### What is being asked:
Pull each line holding the word "dalla" from the data.

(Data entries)
======

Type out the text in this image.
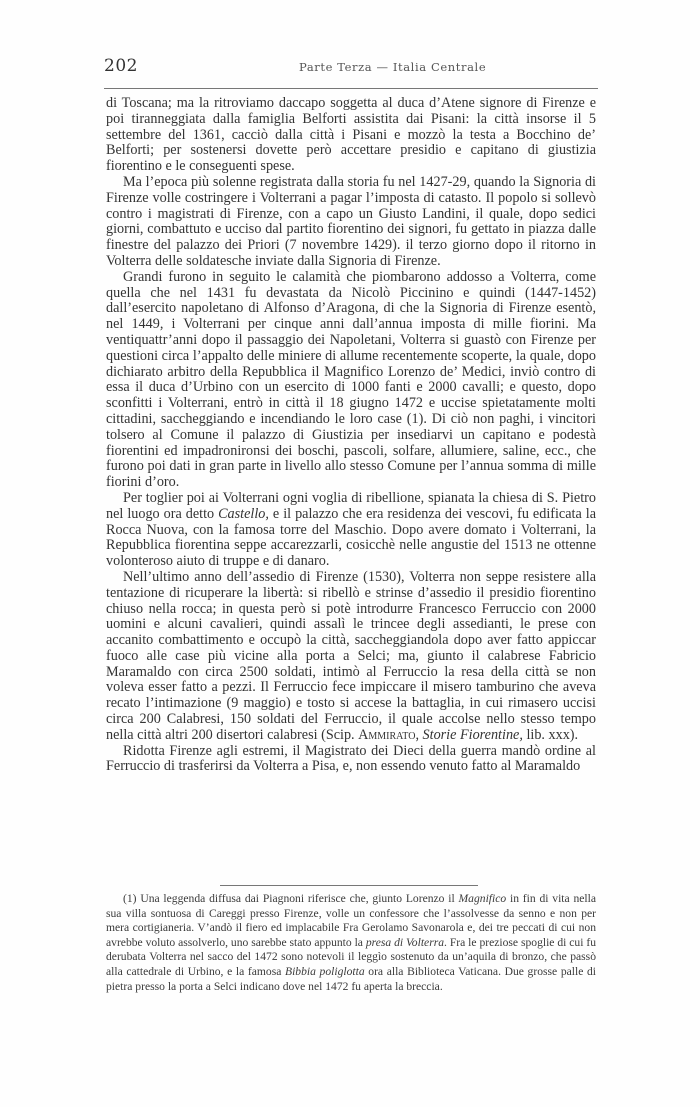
202	Parte Terza — Italia Centrale

di Toscana; ma la ritroviamo daccapo soggetta al duca d’Atene signore di Firenze e poi tiranneggiata dalla famiglia Belforti assistita dai Pisani: la città insorse il 5 settembre del 1361, cacciò dalla città i Pisani e mozzò la testa a Bocchino de’ Belforti; per sostenersi dovette però accettare presidio e capitano di giustizia fiorentino e le conseguenti spese.

Ma l’epoca più solenne registrata dalla storia fu nel 1427-29, quando la Signoria di Firenze volle costringere i Volterrani a pagar l’imposta di catasto. Il popolo si sollevò contro i magistrati di Firenze, con a capo un Giusto Landini, il quale, dopo sedici giorni, combattuto e ucciso dal partito fiorentino dei signori, fu gettato in piazza dalle finestre del palazzo dei Priori (7 novembre 1429). il terzo giorno dopo il ritorno in Volterra delle soldatesche inviate dalla Signoria di Firenze.

Grandi furono in seguito le calamità che piombarono addosso a Volterra, come quella che nel 1431 fu devastata da Nicolò Piccinino e quindi (1447-1452) dall’esercito napoletano di Alfonso d’Aragona, di che la Signoria di Firenze esentò, nel 1449, i Volterrani per cinque anni dall’annua imposta di mille fiorini. Ma ventiquattr’anni dopo il passaggio dei Napoletani, Volterra si guastò con Firenze per questioni circa l’appalto delle miniere di allume recentemente scoperte, la quale, dopo dichiarato arbitro della Repubblica il Magnifico Lorenzo de’ Medici, inviò contro di essa il duca d’Urbino con un esercito di 1000 fanti e 2000 cavalli; e questo, dopo sconfitti i Volterrani, entrò in città il 18 giugno 1472 e uccise spietatamente molti cittadini, saccheggiando e incendiando le loro case (1). Di ciò non paghi, i vincitori tolsero al Comune il palazzo di Giustizia per insediarvi un capitano e podestà fiorentini ed impadronironsi dei boschi, pascoli, solfare, allumiere, saline, ecc., che furono poi dati in gran parte in livello allo stesso Comune per l’annua somma di mille fiorini d’oro.

Per toglier poi ai Volterrani ogni voglia di ribellione, spianata la chiesa di S. Pietro nel luogo ora detto Castello, e il palazzo che era residenza dei vescovi, fu edificata la Rocca Nuova, con la famosa torre del Maschio. Dopo avere domato i Volterrani, la Repubblica fiorentina seppe accarezzarli, cosicchè nelle angustie del 1513 ne ottenne volonteroso aiuto di truppe e di danaro.

Nell’ultimo anno dell’assedio di Firenze (1530), Volterra non seppe resistere alla tentazione di ricuperare la libertà: si ribellò e strinse d’assedio il presidio fiorentino chiuso nella rocca; in questa però si potè introdurre Francesco Ferruccio con 2000 uomini e alcuni cavalieri, quindi assalì le trincee degli assedianti, le prese con accanito combattimento e occupò la città, saccheggiandola dopo aver fatto appiccar fuoco alle case più vicine alla porta a Selci; ma, giunto il calabrese Fabricio Maramaldo con circa 2500 soldati, intimò al Ferruccio la resa della città se non voleva esser fatto a pezzi. Il Ferruccio fece impiccare il misero tamburino che aveva recato l’intimazione (9 maggio) e tosto si accese la battaglia, in cui rimasero uccisi circa 200 Calabresi, 150 soldati del Ferruccio, il quale accolse nello stesso tempo nella città altri 200 disertori calabresi (Scip. Ammirato, Storie Fiorentine, lib. xxx).

Ridotta Firenze agli estremi, il Magistrato dei Dieci della guerra mandò ordine al Ferruccio di trasferirsi da Volterra a Pisa, e, non essendo venuto fatto al Maramaldo

(1) Una leggenda diffusa dai Piagnoni riferisce che, giunto Lorenzo il Magnifico in fin di vita nella sua villa sontuosa di Careggi presso Firenze, volle un confessore che l’assolvesse da senno e non per mera cortigianeria. V’andò il fiero ed implacabile Fra Gerolamo Savonarola e, dei tre peccati di cui non avrebbe voluto assolverlo, uno sarebbe stato appunto la presa di Volterra. Fra le preziose spoglie di cui fu derubata Volterra nel sacco del 1472 sono notevoli il leggìo sostenuto da un’aquila di bronzo, che passò alla cattedrale di Urbino, e la famosa Bibbia poliglotta ora alla Biblioteca Vaticana. Due grosse palle di pietra presso la porta a Selci indicano dove nel 1472 fu aperta la breccia.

======

### The reply:
di Toscana; ma la ritroviamo daccapo soggetta al duca d’Atene signore di Firenze e poi tiranneggiata dalla famiglia Belforti assistita dai Pisani: la città insorse il 5 settembre del 1361, cacciò dalla città i Pisani e mozzò la testa a Bocchino de’ Belforti; per sostenersi dovette però accettare presidio e capitano di giustizia fiorentino e le conseguenti spese.
Ma l’epoca più solenne registrata dalla storia fu nel 1427-29, quando la Signoria di Firenze volle costringere i Volterrani a pagar l’imposta di catasto. Il popolo si sollevò contro i magistrati di Firenze, con a capo un Giusto Landini, il quale, dopo sedici giorni, combattuto e ucciso dal partito fiorentino dei signori, fu gettato in piazza dalle finestre del palazzo dei Priori (7 novembre 1429). il terzo giorno dopo il ritorno in Volterra delle soldatesche inviate dalla Signoria di Firenze.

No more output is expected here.